▶ **Exercise brief**: In the material below, list every line carrying the string "основных".

▶ **Records for the exercise**:
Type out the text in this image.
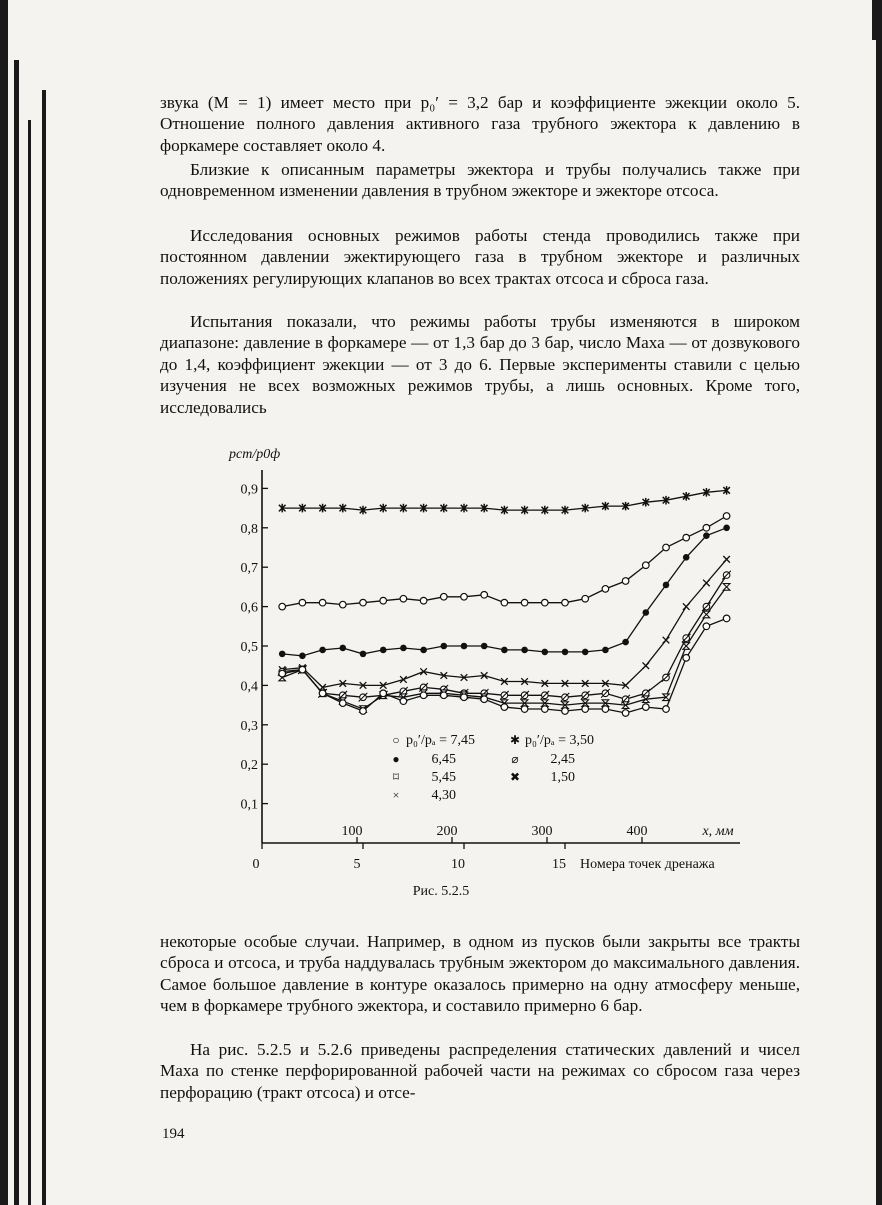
звука (M = 1) имеет место при p₀′ = 3,2 бар и коэффициенте эжекции около 5. Отношение полного давления активного газа трубного эжектора к давлению в форкамере составляет около 4.
Близкие к описанным параметры эжектора и трубы получались также при одновременном изменении давления в трубном эжекторе и эжекторе отсоса.
Исследования основных режимов работы стенда проводились также при постоянном давлении эжектирующего газа в трубном эжекторе и различных положениях регулирующих клапанов во всех трактах отсоса и сброса газа.
Испытания показали, что режимы работы трубы изменяются в широком диапазоне: давление в форкамере — от 1,3 бар до 3 бар, число Маха — от дозвукового до 1,4, коэффициент эжекции — от 3 до 6. Первые эксперименты ставили с целью изучения не всех возможных режимов трубы, а лишь основных. Кроме того, исследовались
0,1
0,2
0,3
0,4
0,5
0,6
0,7
0,8
0,9
pст/p0ф
100	200	300	400	x, мм
0	5	10	15 Номера точек дренажа
○ p₀′/pₐ = 7,45
● 6,45
⌑ 5,45
× 4,30
✱ p₀′/pₐ = 3,50
⌀ 2,45
✖ 1,50
Рис. 5.2.5
некоторые особые случаи. Например, в одном из пусков были закрыты все тракты сброса и отсоса, и труба наддувалась трубным эжектором до максимального давления. Самое большое давление в контуре оказалось примерно на одну атмосферу меньше, чем в форкамере трубного эжектора, и составило примерно 6 бар.
На рис. 5.2.5 и 5.2.6 приведены распределения статических давлений и чисел Маха по стенке перфорированной рабочей части на режимах со сбросом газа через перфорацию (тракт отсоса) и отсе-
194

▶ **Answer to the task**:
Исследования основных режимов работы стенда проводились также при постоянном давлении эжектирующего газа в трубном эжекторе и различных положениях регулирующих клапанов во всех трактах отсоса и сброса газа.
Испытания показали, что режимы работы трубы изменяются в широком диапазоне: давление в форкамере — от 1,3 бар до 3 бар, число Маха — от дозвукового до 1,4, коэффициент эжекции — от 3 до 6. Первые эксперименты ставили с целью изучения не всех возможных режимов трубы, а лишь основных. Кроме того, исследовались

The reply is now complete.